Excerpt to read
I keep trying to imagine the day - waking up with my fianceé, having coffee, going out to brunch, getting ready, taking pictures, going to the chapel, to dinner afterwards. But it's foggy in my imagination, and that's likely because... it's huge. I can't picture it, and I've DONE it before. This is my second trip down the aisle, and I still am finding it so hard to wrap my brain around what it will feel like that day.

My fiancée and I were talking the other day about our wedding, and it kind of feels like we are playing pretend. Ok, y'all, we actually are grown-ass people. We are both 34 years old. I will be 35 in not-that-long. We have both been married before. We know what we're getting ourselves into. But I still feel like a kid playing "Bride."

For example, I've had conflicting visions of my wedding-day attire. Both are extensions of me - do I want to go full-on, used-to-be-a-burlesque-performer-for-years, high-femme-queen, pin-up glam, in daring red and bold cat eyeliner? Or do I want to go softer, sweeter, a little precious, a little bit rustic, and Southern through and through (which I am), in well-worn boots and a sweet white dress and hand-tied wildflowers?

Written exercise 1
Translate this sentence from the wedding-day passage into Spanish: "My fiancée and I were talking the other day about our wedding, and it kind of feels like we are playing pretend."

Dataset rows
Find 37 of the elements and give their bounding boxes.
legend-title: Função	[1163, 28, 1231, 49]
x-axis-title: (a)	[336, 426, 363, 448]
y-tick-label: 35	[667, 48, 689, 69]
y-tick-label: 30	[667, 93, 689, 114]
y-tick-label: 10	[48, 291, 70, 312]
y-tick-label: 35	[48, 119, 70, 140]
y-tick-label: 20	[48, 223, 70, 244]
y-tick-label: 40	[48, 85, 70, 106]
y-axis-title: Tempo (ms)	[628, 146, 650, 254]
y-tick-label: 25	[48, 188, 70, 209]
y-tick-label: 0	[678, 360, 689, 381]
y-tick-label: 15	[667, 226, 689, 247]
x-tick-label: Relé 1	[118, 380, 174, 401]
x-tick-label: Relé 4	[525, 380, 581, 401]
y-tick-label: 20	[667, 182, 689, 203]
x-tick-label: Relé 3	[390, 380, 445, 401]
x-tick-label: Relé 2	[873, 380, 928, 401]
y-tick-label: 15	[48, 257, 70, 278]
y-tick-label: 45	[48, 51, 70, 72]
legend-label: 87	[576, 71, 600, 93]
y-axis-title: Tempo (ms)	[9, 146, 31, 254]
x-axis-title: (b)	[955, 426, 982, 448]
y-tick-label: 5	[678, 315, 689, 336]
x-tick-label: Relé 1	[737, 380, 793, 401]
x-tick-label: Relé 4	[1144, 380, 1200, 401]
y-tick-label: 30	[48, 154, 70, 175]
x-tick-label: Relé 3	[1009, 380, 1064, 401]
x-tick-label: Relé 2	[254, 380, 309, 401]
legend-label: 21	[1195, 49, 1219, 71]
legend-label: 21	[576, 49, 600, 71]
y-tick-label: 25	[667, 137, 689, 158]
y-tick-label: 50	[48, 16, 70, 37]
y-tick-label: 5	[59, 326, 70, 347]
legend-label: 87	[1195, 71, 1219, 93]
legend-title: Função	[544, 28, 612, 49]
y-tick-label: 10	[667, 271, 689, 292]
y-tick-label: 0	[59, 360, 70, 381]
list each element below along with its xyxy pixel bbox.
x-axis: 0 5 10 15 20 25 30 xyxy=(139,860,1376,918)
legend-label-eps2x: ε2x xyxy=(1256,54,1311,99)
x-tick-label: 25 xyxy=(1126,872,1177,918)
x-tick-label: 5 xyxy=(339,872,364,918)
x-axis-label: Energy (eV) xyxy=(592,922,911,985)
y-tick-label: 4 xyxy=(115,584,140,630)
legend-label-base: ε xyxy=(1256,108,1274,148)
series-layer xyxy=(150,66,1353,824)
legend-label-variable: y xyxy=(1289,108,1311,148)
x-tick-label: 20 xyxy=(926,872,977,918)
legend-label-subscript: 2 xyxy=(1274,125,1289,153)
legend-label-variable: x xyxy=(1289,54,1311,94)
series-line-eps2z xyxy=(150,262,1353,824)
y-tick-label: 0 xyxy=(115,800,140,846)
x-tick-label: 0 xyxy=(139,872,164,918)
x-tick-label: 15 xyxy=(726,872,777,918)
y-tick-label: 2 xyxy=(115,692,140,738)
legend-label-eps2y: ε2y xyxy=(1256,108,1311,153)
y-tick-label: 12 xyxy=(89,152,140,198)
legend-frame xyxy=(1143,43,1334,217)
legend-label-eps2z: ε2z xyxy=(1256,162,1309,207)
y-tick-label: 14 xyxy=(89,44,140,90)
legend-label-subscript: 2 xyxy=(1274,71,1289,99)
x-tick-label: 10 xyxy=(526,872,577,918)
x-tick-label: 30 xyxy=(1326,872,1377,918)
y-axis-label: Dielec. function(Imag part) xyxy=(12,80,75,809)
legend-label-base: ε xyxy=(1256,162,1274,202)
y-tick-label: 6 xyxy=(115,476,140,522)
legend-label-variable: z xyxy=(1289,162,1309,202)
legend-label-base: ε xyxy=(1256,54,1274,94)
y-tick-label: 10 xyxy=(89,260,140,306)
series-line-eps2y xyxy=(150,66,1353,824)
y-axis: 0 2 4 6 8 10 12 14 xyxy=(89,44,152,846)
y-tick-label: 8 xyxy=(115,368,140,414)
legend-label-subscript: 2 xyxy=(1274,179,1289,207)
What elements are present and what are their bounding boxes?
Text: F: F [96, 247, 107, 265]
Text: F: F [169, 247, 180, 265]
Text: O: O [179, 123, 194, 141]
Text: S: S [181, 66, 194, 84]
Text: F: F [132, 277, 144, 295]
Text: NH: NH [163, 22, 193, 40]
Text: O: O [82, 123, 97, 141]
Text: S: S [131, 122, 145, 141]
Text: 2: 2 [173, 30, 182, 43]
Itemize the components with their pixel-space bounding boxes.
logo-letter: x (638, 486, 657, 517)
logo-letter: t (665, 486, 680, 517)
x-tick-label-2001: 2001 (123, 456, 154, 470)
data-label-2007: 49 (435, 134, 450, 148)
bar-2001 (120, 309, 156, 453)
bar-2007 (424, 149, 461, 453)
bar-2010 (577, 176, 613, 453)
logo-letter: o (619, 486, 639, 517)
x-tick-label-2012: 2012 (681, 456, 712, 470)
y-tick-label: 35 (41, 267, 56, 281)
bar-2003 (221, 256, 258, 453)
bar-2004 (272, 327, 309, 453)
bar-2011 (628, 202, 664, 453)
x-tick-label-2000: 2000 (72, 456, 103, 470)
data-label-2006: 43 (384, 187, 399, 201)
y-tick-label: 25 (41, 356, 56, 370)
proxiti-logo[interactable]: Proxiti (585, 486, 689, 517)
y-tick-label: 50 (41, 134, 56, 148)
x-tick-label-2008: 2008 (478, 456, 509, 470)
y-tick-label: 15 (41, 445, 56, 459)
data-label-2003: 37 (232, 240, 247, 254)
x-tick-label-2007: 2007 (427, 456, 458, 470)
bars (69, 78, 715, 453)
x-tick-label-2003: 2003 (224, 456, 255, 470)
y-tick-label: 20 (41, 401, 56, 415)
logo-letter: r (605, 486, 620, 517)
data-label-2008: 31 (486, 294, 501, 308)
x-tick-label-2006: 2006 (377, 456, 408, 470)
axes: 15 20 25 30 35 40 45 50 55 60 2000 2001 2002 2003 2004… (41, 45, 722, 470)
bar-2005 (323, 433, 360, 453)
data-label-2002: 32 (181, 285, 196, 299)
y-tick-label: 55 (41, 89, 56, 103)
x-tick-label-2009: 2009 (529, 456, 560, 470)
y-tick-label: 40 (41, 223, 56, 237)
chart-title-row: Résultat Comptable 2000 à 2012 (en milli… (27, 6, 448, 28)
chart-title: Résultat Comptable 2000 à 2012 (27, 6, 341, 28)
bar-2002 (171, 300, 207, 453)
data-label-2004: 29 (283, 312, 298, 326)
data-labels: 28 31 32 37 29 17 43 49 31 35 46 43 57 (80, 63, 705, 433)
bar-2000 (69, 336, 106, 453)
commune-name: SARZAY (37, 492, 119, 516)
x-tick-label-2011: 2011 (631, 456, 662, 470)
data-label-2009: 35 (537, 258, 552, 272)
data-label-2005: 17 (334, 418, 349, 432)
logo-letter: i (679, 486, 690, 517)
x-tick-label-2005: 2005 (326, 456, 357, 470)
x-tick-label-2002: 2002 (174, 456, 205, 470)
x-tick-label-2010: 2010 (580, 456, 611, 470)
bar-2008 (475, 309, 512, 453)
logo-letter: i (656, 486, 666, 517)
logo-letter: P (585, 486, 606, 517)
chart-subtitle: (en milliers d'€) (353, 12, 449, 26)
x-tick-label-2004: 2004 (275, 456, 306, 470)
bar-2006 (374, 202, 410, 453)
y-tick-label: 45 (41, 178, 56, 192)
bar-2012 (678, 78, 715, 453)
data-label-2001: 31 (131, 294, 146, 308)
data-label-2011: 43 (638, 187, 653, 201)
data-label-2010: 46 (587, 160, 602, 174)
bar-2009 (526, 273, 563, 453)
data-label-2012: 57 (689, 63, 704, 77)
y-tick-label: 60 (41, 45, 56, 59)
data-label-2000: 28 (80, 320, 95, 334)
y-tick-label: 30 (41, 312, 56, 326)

Written exercise 2
Reproduce the listing verbatim, from its first line down to the line containing "188, 70, 209]", with both of those lines included.

Complete response 1
Mi prometida y yo estábamos hablando el otro día sobre nuestra boda, y se siente un poco como si estuviéramos jugando a fingir.

Complete response 2
Find 37 of the elements and give their bounding boxes.
legend-title: Função	[1163, 28, 1231, 49]
x-axis-title: (a)	[336, 426, 363, 448]
y-tick-label: 35	[667, 48, 689, 69]
y-tick-label: 30	[667, 93, 689, 114]
y-tick-label: 10	[48, 291, 70, 312]
y-tick-label: 35	[48, 119, 70, 140]
y-tick-label: 20	[48, 223, 70, 244]
y-tick-label: 40	[48, 85, 70, 106]
y-axis-title: Tempo (ms)	[628, 146, 650, 254]
y-tick-label: 25	[48, 188, 70, 209]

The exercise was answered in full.